Supplied data

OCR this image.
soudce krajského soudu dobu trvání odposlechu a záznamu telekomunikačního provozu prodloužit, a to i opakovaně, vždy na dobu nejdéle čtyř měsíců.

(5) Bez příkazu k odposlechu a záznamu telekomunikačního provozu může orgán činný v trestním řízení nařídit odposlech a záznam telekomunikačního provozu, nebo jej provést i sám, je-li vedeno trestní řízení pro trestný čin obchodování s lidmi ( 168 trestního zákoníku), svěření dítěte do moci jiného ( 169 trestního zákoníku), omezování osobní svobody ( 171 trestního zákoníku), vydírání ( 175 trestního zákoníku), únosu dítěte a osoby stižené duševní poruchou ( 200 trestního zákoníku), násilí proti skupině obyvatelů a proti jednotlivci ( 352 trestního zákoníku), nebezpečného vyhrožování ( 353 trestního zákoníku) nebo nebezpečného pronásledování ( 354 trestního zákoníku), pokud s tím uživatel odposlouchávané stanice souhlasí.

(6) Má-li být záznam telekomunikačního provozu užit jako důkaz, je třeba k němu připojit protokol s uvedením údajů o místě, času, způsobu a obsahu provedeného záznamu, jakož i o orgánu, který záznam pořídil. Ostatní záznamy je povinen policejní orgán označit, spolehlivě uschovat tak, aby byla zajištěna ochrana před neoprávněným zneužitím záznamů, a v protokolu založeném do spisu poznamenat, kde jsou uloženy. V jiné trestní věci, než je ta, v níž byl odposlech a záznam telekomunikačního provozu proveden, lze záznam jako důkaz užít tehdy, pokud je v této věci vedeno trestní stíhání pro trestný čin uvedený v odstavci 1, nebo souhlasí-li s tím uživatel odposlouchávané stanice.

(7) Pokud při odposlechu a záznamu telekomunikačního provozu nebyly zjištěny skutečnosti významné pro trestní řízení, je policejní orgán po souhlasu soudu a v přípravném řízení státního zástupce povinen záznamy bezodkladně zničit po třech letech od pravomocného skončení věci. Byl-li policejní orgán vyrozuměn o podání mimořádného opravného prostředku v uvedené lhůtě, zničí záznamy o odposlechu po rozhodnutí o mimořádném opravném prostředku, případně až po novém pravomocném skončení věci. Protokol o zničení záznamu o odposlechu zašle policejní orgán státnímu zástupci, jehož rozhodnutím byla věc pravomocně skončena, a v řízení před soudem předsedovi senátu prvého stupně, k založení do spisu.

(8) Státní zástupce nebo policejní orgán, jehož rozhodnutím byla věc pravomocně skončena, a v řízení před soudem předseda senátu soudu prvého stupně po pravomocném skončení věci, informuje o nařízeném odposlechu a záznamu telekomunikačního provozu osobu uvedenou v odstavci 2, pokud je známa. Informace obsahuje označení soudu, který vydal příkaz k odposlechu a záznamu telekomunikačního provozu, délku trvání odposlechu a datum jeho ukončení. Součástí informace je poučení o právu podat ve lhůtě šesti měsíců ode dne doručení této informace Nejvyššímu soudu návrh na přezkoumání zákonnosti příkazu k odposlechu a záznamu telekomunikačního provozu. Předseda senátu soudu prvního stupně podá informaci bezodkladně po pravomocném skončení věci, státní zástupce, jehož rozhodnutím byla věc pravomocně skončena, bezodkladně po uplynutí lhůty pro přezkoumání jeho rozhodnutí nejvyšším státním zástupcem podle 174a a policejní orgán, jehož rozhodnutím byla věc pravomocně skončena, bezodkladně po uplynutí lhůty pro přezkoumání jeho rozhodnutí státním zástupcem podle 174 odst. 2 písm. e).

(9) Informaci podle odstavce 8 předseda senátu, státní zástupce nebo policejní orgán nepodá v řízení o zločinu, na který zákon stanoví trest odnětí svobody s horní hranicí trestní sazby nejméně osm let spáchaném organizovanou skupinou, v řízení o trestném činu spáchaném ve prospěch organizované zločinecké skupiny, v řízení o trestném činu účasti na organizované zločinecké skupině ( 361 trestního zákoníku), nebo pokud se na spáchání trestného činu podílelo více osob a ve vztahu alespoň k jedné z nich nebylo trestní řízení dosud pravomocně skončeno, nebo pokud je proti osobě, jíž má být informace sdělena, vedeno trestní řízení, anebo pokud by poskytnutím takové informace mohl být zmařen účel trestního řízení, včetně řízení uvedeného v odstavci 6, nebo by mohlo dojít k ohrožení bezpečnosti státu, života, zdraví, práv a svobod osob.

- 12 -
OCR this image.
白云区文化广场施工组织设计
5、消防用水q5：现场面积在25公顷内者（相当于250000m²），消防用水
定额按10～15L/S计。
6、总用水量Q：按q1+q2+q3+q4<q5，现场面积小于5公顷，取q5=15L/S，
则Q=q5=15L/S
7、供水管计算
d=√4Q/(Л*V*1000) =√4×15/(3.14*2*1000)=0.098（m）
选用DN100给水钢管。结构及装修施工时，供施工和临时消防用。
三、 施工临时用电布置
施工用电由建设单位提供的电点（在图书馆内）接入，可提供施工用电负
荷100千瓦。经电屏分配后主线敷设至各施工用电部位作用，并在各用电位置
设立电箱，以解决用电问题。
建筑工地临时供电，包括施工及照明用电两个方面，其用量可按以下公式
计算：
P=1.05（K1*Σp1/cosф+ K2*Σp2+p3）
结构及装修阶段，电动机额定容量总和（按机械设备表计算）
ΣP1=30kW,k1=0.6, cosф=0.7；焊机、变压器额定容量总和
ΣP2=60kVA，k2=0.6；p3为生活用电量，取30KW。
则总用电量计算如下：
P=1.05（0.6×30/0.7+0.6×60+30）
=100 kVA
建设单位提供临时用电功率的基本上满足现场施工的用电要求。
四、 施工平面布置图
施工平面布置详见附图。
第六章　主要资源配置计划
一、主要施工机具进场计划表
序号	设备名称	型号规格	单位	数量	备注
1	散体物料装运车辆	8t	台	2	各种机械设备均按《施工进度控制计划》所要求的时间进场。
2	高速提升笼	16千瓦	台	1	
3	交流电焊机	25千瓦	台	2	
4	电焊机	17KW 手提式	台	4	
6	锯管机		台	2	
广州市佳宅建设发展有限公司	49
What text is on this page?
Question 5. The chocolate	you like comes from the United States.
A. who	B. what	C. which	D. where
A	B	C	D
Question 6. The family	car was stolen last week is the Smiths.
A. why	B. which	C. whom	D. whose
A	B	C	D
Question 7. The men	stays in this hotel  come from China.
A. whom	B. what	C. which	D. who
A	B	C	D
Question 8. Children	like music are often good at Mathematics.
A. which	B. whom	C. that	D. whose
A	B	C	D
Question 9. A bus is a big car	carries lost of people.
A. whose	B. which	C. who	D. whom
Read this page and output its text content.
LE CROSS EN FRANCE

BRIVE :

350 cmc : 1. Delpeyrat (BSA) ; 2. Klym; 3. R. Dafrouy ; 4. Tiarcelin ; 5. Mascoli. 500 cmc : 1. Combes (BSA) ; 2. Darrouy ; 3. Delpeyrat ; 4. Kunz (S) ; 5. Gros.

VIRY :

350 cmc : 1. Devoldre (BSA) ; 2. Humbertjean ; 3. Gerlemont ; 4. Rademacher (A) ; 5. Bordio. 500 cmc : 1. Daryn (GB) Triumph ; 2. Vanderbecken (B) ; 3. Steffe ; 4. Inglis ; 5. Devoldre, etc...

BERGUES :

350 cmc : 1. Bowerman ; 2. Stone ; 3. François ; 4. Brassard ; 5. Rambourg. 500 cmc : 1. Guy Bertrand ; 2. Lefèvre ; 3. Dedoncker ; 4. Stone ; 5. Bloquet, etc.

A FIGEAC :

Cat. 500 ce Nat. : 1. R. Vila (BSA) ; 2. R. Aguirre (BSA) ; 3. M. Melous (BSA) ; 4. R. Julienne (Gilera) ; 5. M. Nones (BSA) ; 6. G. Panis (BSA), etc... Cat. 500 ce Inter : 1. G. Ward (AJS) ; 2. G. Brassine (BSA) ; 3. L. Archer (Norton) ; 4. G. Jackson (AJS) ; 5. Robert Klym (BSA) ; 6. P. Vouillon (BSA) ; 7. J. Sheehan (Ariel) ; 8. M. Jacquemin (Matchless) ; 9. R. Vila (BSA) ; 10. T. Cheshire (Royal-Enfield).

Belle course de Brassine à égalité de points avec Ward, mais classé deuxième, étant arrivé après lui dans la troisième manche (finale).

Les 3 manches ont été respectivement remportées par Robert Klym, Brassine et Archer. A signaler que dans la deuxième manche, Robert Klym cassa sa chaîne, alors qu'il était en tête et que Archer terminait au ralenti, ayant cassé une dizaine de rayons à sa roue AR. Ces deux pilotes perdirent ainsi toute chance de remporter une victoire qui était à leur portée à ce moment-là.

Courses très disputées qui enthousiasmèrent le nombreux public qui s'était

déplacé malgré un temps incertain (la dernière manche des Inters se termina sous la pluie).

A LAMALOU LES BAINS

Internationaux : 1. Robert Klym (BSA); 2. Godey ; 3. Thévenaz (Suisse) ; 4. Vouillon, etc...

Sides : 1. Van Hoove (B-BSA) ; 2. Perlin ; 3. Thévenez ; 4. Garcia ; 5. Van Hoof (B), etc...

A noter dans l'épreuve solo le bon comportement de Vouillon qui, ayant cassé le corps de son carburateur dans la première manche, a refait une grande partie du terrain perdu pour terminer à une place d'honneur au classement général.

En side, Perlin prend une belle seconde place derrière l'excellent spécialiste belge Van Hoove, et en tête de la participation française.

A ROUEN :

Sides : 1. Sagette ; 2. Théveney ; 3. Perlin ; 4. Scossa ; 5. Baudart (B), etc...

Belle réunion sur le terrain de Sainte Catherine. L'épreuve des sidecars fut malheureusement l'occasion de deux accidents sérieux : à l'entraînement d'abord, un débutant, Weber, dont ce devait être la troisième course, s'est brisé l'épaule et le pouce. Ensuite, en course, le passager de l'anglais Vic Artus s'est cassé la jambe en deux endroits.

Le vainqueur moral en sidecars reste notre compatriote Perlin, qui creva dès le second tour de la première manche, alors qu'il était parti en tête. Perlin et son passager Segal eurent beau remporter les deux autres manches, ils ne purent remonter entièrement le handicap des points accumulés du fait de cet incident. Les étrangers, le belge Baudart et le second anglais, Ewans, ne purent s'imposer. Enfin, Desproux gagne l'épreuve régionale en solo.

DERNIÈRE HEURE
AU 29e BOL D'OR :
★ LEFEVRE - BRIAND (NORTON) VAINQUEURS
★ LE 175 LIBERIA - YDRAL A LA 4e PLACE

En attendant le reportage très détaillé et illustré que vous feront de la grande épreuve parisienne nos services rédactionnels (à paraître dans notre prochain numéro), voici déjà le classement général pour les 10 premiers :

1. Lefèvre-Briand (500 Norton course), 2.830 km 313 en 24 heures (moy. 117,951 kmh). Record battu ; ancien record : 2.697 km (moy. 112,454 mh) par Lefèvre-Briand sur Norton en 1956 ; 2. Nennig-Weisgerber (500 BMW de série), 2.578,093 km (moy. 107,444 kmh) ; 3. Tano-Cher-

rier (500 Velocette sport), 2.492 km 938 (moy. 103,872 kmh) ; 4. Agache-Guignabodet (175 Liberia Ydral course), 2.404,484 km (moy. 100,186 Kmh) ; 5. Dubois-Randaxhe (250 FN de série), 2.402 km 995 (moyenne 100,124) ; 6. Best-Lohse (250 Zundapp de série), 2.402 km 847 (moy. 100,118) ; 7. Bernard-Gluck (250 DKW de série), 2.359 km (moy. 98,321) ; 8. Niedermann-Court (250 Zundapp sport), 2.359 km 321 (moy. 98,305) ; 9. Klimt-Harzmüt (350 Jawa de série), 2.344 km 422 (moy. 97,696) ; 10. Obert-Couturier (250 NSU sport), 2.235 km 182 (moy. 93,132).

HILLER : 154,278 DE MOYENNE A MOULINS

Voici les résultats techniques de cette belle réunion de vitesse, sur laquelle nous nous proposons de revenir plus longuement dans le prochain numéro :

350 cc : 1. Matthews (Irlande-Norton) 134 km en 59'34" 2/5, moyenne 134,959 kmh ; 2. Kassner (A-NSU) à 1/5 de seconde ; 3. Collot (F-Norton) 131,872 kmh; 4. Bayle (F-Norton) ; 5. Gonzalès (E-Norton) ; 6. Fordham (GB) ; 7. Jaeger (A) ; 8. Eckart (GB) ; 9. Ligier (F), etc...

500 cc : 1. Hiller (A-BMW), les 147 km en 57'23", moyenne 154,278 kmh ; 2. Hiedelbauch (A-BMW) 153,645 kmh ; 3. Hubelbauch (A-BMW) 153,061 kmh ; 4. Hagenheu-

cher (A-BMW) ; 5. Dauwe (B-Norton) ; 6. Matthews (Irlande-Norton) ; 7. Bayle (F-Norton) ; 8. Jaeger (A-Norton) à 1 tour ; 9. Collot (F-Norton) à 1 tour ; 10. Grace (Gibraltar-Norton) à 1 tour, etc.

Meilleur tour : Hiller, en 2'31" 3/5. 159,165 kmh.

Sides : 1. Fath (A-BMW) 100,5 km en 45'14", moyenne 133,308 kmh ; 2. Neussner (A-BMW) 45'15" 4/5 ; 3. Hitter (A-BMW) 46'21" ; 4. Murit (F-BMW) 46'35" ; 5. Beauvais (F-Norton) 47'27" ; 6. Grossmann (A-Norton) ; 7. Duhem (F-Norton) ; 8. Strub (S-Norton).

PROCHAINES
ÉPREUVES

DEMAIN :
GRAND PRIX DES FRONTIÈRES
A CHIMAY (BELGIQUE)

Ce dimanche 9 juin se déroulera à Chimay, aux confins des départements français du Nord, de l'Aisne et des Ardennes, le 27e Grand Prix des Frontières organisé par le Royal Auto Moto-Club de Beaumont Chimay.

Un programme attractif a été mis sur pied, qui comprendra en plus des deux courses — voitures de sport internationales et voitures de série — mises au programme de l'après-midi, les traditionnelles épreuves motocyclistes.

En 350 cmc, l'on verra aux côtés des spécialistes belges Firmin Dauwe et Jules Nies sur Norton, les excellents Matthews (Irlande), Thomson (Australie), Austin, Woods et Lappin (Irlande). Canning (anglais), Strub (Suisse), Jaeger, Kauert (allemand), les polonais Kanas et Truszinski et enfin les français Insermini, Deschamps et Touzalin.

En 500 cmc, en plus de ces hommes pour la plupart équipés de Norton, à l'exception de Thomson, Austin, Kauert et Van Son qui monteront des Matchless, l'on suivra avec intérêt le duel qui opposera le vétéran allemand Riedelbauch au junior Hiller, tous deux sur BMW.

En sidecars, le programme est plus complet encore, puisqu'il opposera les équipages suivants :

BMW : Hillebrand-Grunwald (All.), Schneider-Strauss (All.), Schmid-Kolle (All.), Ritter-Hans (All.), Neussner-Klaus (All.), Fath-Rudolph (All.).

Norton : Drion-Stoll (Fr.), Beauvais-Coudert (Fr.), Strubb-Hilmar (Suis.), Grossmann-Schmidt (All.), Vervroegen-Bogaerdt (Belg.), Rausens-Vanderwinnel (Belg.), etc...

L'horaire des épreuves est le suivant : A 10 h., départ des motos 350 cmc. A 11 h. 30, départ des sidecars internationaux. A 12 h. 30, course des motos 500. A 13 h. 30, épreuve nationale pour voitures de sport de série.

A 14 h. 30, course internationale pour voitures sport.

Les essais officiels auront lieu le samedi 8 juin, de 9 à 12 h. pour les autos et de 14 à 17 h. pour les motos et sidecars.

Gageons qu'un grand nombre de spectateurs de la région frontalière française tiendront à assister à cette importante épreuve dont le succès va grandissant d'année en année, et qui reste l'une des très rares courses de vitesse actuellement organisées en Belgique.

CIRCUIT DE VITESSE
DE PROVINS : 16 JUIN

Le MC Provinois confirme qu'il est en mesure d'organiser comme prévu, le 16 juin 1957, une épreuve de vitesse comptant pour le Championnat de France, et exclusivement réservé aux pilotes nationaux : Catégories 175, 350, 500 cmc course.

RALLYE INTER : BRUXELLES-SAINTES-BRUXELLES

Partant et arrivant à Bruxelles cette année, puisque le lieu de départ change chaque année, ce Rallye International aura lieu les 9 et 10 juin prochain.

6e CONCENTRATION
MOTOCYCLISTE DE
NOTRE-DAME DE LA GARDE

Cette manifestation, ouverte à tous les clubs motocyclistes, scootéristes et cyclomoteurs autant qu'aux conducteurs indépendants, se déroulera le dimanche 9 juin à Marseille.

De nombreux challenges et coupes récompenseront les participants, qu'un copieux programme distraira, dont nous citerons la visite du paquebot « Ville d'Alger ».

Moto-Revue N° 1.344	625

Your instructions
Identify the lines in the entries that hold "numéro" and return each one.

Answer to the problem
En attendant le reportage très détaillé et illustré que vous feront de la grande épreuve parisienne nos services rédactionnels (à paraître dans notre prochain numéro), voici déjà le classement général pour les 10 premiers :
Voici les résultats techniques de cette belle réunion de vitesse, sur laquelle nous nous proposons de revenir plus longuement dans le prochain numéro :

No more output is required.